*Stored records:*
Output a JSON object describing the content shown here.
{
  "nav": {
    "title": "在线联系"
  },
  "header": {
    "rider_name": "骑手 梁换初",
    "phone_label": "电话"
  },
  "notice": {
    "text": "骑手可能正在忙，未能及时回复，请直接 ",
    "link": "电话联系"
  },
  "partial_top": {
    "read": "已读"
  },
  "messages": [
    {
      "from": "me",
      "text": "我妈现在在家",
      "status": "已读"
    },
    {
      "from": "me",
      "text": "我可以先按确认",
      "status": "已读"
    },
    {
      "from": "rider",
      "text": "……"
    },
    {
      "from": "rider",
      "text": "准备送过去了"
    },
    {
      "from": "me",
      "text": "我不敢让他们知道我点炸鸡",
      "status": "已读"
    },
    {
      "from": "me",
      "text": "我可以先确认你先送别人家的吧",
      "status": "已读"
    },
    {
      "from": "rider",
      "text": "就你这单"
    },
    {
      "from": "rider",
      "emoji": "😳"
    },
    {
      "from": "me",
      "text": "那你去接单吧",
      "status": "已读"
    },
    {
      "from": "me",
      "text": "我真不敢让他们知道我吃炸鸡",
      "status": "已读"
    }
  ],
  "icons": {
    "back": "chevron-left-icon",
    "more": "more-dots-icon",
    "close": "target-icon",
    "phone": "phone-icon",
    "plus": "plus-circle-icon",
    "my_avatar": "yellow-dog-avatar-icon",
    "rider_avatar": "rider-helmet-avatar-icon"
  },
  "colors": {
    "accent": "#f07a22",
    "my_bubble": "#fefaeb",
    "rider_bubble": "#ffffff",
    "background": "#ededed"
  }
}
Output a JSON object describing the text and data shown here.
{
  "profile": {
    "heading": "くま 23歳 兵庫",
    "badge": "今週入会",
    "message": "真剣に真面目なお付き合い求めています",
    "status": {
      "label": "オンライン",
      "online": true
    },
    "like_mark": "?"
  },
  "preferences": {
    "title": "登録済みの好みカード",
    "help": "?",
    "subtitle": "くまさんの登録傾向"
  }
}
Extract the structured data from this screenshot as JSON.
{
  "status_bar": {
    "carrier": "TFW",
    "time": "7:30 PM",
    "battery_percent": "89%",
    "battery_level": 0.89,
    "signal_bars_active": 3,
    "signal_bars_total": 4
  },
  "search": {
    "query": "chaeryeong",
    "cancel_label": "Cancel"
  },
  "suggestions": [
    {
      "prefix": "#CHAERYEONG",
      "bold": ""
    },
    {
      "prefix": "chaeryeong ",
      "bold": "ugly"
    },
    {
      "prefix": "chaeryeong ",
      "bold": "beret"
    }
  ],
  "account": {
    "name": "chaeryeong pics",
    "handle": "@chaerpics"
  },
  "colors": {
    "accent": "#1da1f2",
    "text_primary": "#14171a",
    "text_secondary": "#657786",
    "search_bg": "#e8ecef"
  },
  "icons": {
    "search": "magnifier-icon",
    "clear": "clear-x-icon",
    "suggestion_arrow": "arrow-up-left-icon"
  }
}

*REQUEST:*
Write the listing out again, exactly as it reads.

*WRITTEN ANSWER:*
Output a JSON object describing the content shown here.
{
  "nav": {
    "title": "在线联系"
  },
  "header": {
    "rider_name": "骑手 梁换初",
    "phone_label": "电话"
  },
  "notice": {
    "text": "骑手可能正在忙，未能及时回复，请直接 ",
    "link": "电话联系"
  },
  "partial_top": {
    "read": "已读"
  },
  "messages": [
    {
      "from": "me",
      "text": "我妈现在在家",
      "status": "已读"
    },
    {
      "from": "me",
      "text": "我可以先按确认",
      "status": "已读"
    },
    {
      "from": "rider",
      "text": "……"
    },
    {
      "from": "rider",
      "text": "准备送过去了"
    },
    {
      "from": "me",
      "text": "我不敢让他们知道我点炸鸡",
      "status": "已读"
    },
    {
      "from": "me",
      "text": "我可以先确认你先送别人家的吧",
      "status": "已读"
    },
    {
      "from": "rider",
      "text": "就你这单"
    },
    {
      "from": "rider",
      "emoji": "😳"
    },
    {
      "from": "me",
      "text": "那你去接单吧",
      "status": "已读"
    },
    {
      "from": "me",
      "text": "我真不敢让他们知道我吃炸鸡",
      "status": "已读"
    }
  ],
  "icons": {
    "back": "chevron-left-icon",
    "more": "more-dots-icon",
    "close": "target-icon",
    "phone": "phone-icon",
    "plus": "plus-circle-icon",
    "my_avatar": "yellow-dog-avatar-icon",
    "rider_avatar": "rider-helmet-avatar-icon"
  },
  "colors": {
    "accent": "#f07a22",
    "my_bubble": "#fefaeb",
    "rider_bubble": "#ffffff",
    "background": "#ededed"
  }
}
Output a JSON object describing the text and data shown here.
{
  "profile": {
    "heading": "くま 23歳 兵庫",
    "badge": "今週入会",
    "message": "真剣に真面目なお付き合い求めています",
    "status": {
      "label": "オンライン",
      "online": true
    },
    "like_mark": "?"
  },
  "preferences": {
    "title": "登録済みの好みカード",
    "help": "?",
    "subtitle": "くまさんの登録傾向"
  }
}
Extract the structured data from this screenshot as JSON.
{
  "status_bar": {
    "carrier": "TFW",
    "time": "7:30 PM",
    "battery_percent": "89%",
    "battery_level": 0.89,
    "signal_bars_active": 3,
    "signal_bars_total": 4
  },
  "search": {
    "query": "chaeryeong",
    "cancel_label": "Cancel"
  },
  "suggestions": [
    {
      "prefix": "#CHAERYEONG",
      "bold": ""
    },
    {
      "prefix": "chaeryeong ",
      "bold": "ugly"
    },
    {
      "prefix": "chaeryeong ",
      "bold": "beret"
    }
  ],
  "account": {
    "name": "chaeryeong pics",
    "handle": "@chaerpics"
  },
  "colors": {
    "accent": "#1da1f2",
    "text_primary": "#14171a",
    "text_secondary": "#657786",
    "search_bg": "#e8ecef"
  },
  "icons": {
    "search": "magnifier-icon",
    "clear": "clear-x-icon",
    "suggestion_arrow": "arrow-up-left-icon"
  }
}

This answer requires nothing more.